• Exercise description
Word for word, transcribe the data below.

• Data

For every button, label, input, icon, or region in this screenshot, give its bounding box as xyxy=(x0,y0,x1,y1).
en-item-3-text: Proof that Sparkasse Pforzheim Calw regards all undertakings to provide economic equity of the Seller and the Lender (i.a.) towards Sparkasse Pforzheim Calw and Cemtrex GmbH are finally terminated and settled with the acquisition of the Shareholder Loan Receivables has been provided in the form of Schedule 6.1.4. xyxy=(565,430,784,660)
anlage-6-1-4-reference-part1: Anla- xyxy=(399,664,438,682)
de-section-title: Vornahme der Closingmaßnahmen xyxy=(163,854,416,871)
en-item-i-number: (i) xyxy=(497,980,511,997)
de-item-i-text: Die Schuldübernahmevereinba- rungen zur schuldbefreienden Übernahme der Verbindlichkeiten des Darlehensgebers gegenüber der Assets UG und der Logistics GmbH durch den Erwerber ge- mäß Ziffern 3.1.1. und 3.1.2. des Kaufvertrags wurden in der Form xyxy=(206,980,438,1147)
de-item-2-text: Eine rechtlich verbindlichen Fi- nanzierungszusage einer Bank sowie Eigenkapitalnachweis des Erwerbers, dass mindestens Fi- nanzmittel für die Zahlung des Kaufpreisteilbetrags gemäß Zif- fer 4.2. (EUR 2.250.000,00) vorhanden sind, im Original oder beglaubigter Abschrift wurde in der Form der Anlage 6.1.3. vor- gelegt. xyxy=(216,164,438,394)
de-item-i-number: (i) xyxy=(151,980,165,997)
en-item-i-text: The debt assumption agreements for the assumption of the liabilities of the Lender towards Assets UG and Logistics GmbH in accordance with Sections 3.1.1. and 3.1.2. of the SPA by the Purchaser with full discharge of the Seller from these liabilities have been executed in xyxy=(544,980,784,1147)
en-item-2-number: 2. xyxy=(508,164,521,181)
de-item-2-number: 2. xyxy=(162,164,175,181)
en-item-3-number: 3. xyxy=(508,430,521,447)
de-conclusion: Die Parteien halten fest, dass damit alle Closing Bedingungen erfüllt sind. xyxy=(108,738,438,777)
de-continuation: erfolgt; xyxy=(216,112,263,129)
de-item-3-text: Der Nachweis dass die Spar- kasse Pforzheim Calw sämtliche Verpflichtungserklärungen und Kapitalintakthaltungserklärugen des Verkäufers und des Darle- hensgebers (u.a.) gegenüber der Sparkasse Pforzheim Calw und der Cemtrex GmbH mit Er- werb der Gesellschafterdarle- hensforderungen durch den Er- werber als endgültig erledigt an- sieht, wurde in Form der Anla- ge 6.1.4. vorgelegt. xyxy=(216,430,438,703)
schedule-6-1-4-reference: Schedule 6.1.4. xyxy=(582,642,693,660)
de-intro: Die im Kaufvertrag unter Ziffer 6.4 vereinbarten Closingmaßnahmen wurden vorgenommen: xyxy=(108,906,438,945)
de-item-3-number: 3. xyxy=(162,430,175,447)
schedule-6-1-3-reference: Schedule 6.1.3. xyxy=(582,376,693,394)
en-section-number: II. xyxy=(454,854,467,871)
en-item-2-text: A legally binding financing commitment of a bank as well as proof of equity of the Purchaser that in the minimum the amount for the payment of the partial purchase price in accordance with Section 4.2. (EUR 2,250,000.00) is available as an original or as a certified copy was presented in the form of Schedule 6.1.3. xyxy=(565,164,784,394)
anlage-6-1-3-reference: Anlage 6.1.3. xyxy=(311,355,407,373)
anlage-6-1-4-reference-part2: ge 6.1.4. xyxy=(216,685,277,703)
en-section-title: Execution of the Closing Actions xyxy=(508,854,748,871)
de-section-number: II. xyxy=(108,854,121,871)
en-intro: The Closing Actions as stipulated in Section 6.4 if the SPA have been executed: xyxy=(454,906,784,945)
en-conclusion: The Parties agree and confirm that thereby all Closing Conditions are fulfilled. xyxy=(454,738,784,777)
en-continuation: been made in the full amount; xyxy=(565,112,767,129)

• Solution to the exercise
For every button, label, input, icon, or region in this screenshot, give its bounding box as xyxy=(x0,y0,x1,y1).
en-item-3-text: Proof that Sparkasse Pforzheim Calw regards all undertakings to provide economic equity of the Seller and the Lender (i.a.) towards Sparkasse Pforzheim Calw and Cemtrex GmbH are finally terminated and settled with the acquisition of the Shareholder Loan Receivables has been provided in the form of Schedule 6.1.4. xyxy=(565,430,784,660)
anlage-6-1-4-reference-part1: Anla- xyxy=(399,664,438,682)
de-section-title: Vornahme der Closingmaßnahmen xyxy=(163,854,416,871)
en-item-i-number: (i) xyxy=(497,980,511,997)
de-item-i-text: Die Schuldübernahmevereinba- rungen zur schuldbefreienden Übernahme der Verbindlichkeiten des Darlehensgebers gegenüber der Assets UG und der Logistics GmbH durch den Erwerber ge- mäß Ziffern 3.1.1. und 3.1.2. des Kaufvertrags wurden in der Form xyxy=(206,980,438,1147)
de-item-2-text: Eine rechtlich verbindlichen Fi- nanzierungszusage einer Bank sowie Eigenkapitalnachweis des Erwerbers, dass mindestens Fi- nanzmittel für die Zahlung des Kaufpreisteilbetrags gemäß Zif- fer 4.2. (EUR 2.250.000,00) vorhanden sind, im Original oder beglaubigter Abschrift wurde in der Form der Anlage 6.1.3. vor- gelegt. xyxy=(216,164,438,394)
de-item-i-number: (i) xyxy=(151,980,165,997)
en-item-i-text: The debt assumption agreements for the assumption of the liabilities of the Lender towards Assets UG and Logistics GmbH in accordance with Sections 3.1.1. and 3.1.2. of the SPA by the Purchaser with full discharge of the Seller from these liabilities have been executed in xyxy=(544,980,784,1147)
en-item-2-number: 2. xyxy=(508,164,521,181)
de-item-2-number: 2. xyxy=(162,164,175,181)
en-item-3-number: 3. xyxy=(508,430,521,447)
de-conclusion: Die Parteien halten fest, dass damit alle Closing Bedingungen erfüllt sind. xyxy=(108,738,438,777)
de-continuation: erfolgt; xyxy=(216,112,263,129)
de-item-3-text: Der Nachweis dass die Spar- kasse Pforzheim Calw sämtliche Verpflichtungserklärungen und Kapitalintakthaltungserklärugen des Verkäufers und des Darle- hensgebers (u.a.) gegenüber der Sparkasse Pforzheim Calw und der Cemtrex GmbH mit Er- werb der Gesellschafterdarle- hensforderungen durch den Er- werber als endgültig erledigt an- sieht, wurde in Form der Anla- ge 6.1.4. vorgelegt. xyxy=(216,430,438,703)
schedule-6-1-4-reference: Schedule 6.1.4. xyxy=(582,642,693,660)
de-intro: Die im Kaufvertrag unter Ziffer 6.4 vereinbarten Closingmaßnahmen wurden vorgenommen: xyxy=(108,906,438,945)
de-item-3-number: 3. xyxy=(162,430,175,447)
schedule-6-1-3-reference: Schedule 6.1.3. xyxy=(582,376,693,394)
en-section-number: II. xyxy=(454,854,467,871)
en-item-2-text: A legally binding financing commitment of a bank as well as proof of equity of the Purchaser that in the minimum the amount for the payment of the partial purchase price in accordance with Section 4.2. (EUR 2,250,000.00) is available as an original or as a certified copy was presented in the form of Schedule 6.1.3. xyxy=(565,164,784,394)
anlage-6-1-3-reference: Anlage 6.1.3. xyxy=(311,355,407,373)
anlage-6-1-4-reference-part2: ge 6.1.4. xyxy=(216,685,277,703)
en-section-title: Execution of the Closing Actions xyxy=(508,854,748,871)
de-section-number: II. xyxy=(108,854,121,871)
en-intro: The Closing Actions as stipulated in Section 6.4 if the SPA have been executed: xyxy=(454,906,784,945)
en-conclusion: The Parties agree and confirm that thereby all Closing Conditions are fulfilled. xyxy=(454,738,784,777)
en-continuation: been made in the full amount; xyxy=(565,112,767,129)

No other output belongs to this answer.